# START OF DATA SHOWN

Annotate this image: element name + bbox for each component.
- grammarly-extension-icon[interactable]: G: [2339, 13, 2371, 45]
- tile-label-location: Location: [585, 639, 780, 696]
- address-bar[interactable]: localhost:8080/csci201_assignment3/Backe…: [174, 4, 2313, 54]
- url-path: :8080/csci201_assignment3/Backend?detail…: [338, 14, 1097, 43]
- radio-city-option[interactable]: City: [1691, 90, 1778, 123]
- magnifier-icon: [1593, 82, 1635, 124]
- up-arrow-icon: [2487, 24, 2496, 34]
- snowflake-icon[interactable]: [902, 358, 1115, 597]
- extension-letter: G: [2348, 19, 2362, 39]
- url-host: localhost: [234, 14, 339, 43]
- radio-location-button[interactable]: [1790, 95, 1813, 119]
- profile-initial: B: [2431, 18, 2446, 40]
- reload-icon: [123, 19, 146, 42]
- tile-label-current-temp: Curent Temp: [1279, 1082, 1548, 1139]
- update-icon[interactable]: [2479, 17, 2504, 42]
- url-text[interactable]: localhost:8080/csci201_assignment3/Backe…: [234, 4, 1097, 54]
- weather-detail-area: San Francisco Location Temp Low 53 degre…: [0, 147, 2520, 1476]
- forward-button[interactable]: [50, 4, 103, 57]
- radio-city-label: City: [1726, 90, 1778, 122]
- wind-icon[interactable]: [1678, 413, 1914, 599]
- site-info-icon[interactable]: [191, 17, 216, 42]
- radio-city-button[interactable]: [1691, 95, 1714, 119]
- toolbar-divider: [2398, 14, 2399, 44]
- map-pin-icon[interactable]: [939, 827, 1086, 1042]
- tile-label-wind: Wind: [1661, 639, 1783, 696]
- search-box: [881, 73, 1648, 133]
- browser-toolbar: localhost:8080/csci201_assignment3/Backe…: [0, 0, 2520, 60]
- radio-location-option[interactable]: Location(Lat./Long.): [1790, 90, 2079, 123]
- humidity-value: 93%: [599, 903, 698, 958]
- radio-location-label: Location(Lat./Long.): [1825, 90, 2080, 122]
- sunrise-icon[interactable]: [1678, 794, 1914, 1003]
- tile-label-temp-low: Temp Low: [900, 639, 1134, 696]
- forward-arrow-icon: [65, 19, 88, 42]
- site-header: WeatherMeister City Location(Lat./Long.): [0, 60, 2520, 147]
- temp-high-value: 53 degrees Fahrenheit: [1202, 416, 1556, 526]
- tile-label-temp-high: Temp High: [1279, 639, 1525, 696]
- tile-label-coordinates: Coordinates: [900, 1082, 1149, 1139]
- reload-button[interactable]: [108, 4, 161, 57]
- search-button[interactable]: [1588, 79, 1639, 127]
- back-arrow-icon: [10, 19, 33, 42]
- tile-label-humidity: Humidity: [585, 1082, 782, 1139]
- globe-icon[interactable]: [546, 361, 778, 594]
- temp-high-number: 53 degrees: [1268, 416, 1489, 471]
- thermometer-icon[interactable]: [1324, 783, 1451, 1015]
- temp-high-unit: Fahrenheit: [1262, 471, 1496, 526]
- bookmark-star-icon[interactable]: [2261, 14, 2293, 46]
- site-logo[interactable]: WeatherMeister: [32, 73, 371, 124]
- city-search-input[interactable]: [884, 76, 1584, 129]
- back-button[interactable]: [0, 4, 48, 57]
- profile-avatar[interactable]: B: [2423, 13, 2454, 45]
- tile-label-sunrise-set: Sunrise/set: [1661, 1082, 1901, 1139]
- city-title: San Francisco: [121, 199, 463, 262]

# END OF DATA SHOWN

TASK DETAILS: Count the lines of the records above that contain the string "profile" and give only that number.

ANSWER TO THIS TASK: 2